### TASK TO COMPLETE
Rewrite the entries below with every "figure" changed to "drawing" and nothing else altered, leaving out the pictures.

### EXERCISE DATA
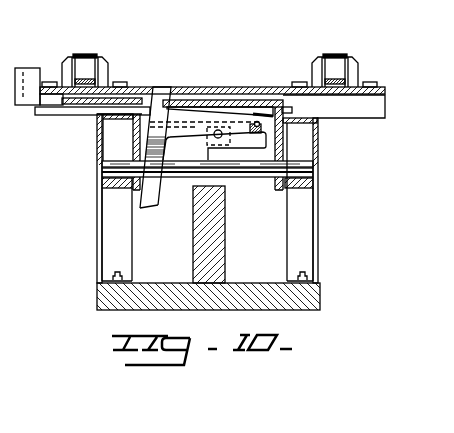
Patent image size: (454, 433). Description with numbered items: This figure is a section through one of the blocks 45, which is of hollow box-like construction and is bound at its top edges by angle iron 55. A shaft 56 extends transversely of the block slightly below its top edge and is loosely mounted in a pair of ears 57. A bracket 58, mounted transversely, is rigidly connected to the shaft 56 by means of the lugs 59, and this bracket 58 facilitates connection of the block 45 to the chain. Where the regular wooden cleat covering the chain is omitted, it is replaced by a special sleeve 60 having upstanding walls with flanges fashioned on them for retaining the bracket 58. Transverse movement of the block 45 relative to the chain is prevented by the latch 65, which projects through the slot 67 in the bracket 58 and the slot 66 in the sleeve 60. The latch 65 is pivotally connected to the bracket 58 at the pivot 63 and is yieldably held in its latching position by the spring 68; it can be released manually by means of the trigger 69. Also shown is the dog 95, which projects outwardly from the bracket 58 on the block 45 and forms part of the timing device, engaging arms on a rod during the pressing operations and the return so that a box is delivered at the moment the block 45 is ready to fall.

The block 45 is at (91, 232).
The angle iron 55 is at (318, 137).
The shaft 56 is at (312, 165).
The ears 57 is at (102, 181).
The bracket 58 is at (83, 117).
The lugs 59 is at (134, 131).
The sleeve 60 is at (378, 107).
The pivot 63 is at (216, 137).
The latch 65 is at (170, 93).
The slot 66 is at (172, 93).
The slot 67 is at (170, 102).
The spring 68 is at (256, 122).
The trigger 69 is at (155, 208).
The dog 95 is at (25, 70).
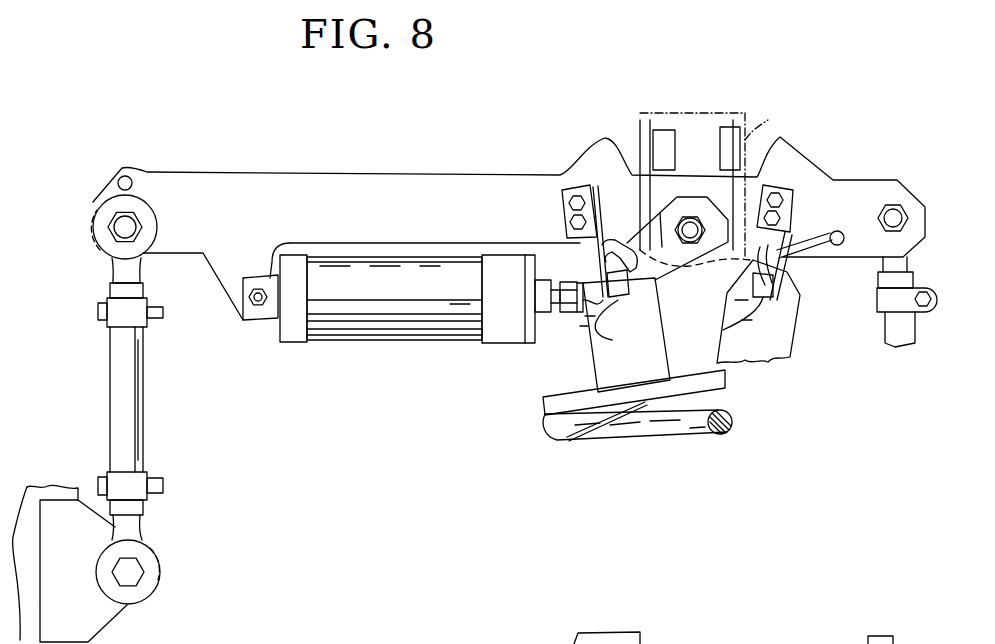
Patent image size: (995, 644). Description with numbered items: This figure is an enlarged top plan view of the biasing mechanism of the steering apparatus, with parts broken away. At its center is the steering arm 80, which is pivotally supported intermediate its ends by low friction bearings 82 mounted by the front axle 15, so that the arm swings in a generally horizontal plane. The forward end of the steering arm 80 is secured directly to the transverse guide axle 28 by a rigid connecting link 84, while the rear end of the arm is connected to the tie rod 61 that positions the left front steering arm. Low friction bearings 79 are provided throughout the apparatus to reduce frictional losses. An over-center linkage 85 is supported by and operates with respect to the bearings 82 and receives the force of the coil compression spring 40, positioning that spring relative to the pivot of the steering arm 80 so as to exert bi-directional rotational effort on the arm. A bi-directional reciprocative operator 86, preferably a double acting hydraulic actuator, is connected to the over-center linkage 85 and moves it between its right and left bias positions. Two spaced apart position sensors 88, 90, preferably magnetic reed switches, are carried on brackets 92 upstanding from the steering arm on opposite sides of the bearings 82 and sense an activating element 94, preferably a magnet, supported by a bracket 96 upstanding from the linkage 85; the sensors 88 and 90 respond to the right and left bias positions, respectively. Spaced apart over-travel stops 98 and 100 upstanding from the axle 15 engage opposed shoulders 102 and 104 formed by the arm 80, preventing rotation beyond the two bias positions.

The steering arm 80 is at (413, 185).
The rigid connecting link 84 is at (138, 368).
The guide axle 28 is at (57, 490).
The bi-directional reciprocative operator 86 is at (398, 320).
The position sensor 90 is at (583, 320).
The bracket 96 is at (612, 338).
The over-center linkage 85 is at (653, 358).
The coil compression spring 40 is at (552, 415).
The activating element 94 is at (637, 320).
The brackets 92 is at (603, 187).
The shoulder 102 is at (617, 150).
The over-travel stop 98 is at (665, 125).
The over-travel stop 100 is at (735, 128).
The front axle 15 is at (758, 146).
The shoulder 104 is at (778, 140).
The low friction bearings 79 is at (895, 212).
The low friction bearings 82 is at (690, 225).
The position sensor 88 is at (772, 298).
The tie rod 61 is at (900, 345).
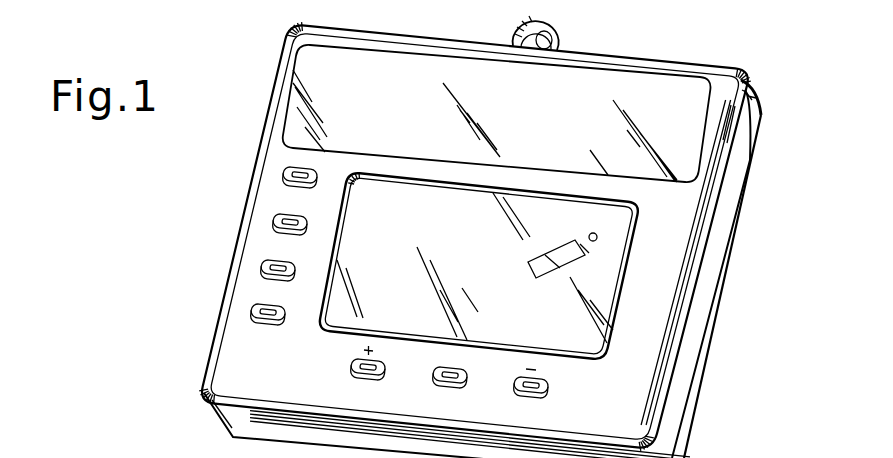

### SOLUTION TO THIS PROBLEM
Patent image size: (454, 433). Description with numbered items: This drawing is a section through one of the blocks 45, which is of hollow box-like construction and is bound at its top edges by angle iron 55. A shaft 56 extends transversely of the block slightly below its top edge and is loosely mounted in a pair of ears 57. A bracket 58, mounted transversely, is rigidly connected to the shaft 56 by means of the lugs 59, and this bracket 58 facilitates connection of the block 45 to the chain. Where the regular wooden cleat covering the chain is omitted, it is replaced by a special sleeve 60 having upstanding walls with flanges fashioned on them for retaining the bracket 58. Transverse movement of the block 45 relative to the chain is prevented by the latch 65, which projects through the slot 67 in the bracket 58 and the slot 66 in the sleeve 60. The latch 65 is pivotally connected to the bracket 58 at the pivot 63 and is yieldably held in its latching position by the spring 68; it can be released manually by means of the trigger 69. Also shown is the dog 95, which projects outwardly from the bracket 58 on the block 45 and forms part of the timing device, engaging arms on a rod during the pressing operations and the return so that a box is delivered at the moment the block 45 is ready to fall.

The block 45 is at (91, 232).
The angle iron 55 is at (318, 137).
The shaft 56 is at (312, 165).
The ears 57 is at (102, 181).
The bracket 58 is at (83, 117).
The lugs 59 is at (134, 131).
The sleeve 60 is at (378, 107).
The pivot 63 is at (216, 137).
The latch 65 is at (170, 93).
The slot 66 is at (172, 93).
The slot 67 is at (170, 102).
The spring 68 is at (256, 122).
The trigger 69 is at (155, 208).
The dog 95 is at (25, 70).
Patent image size: (995, 644). Description with numbered items: This drawing is an enlarged top plan view of the biasing mechanism of the steering apparatus, with parts broken away. At its center is the steering arm 80, which is pivotally supported intermediate its ends by low friction bearings 82 mounted by the front axle 15, so that the arm swings in a generally horizontal plane. The forward end of the steering arm 80 is secured directly to the transverse guide axle 28 by a rigid connecting link 84, while the rear end of the arm is connected to the tie rod 61 that positions the left front steering arm. Low friction bearings 79 are provided throughout the apparatus to reduce frictional losses. An over-center linkage 85 is supported by and operates with respect to the bearings 82 and receives the force of the coil compression spring 40, positioning that spring relative to the pivot of the steering arm 80 so as to exert bi-directional rotational effort on the arm. A bi-directional reciprocative operator 86, preferably a double acting hydraulic actuator, is connected to the over-center linkage 85 and moves it between its right and left bias positions. Two spaced apart position sensors 88, 90, preferably magnetic reed switches, are carried on brackets 92 upstanding from the steering arm on opposite sides of the bearings 82 and sense an activating element 94, preferably a magnet, supported by a bracket 96 upstanding from the linkage 85; the sensors 88 and 90 respond to the right and left bias positions, respectively. Spaced apart over-travel stops 98 and 100 upstanding from the axle 15 engage opposed shoulders 102 and 104 formed by the arm 80, preventing rotation beyond the two bias positions.

The steering arm 80 is at (413, 185).
The rigid connecting link 84 is at (138, 368).
The guide axle 28 is at (57, 490).
The bi-directional reciprocative operator 86 is at (398, 320).
The position sensor 90 is at (583, 320).
The bracket 96 is at (612, 338).
The over-center linkage 85 is at (653, 358).
The coil compression spring 40 is at (552, 415).
The activating element 94 is at (637, 320).
The brackets 92 is at (603, 187).
The shoulder 102 is at (617, 150).
The over-travel stop 98 is at (665, 125).
The over-travel stop 100 is at (735, 128).
The front axle 15 is at (758, 146).
The shoulder 104 is at (778, 140).
The low friction bearings 79 is at (895, 212).
The low friction bearings 82 is at (690, 225).
The position sensor 88 is at (772, 298).
The tie rod 61 is at (900, 345).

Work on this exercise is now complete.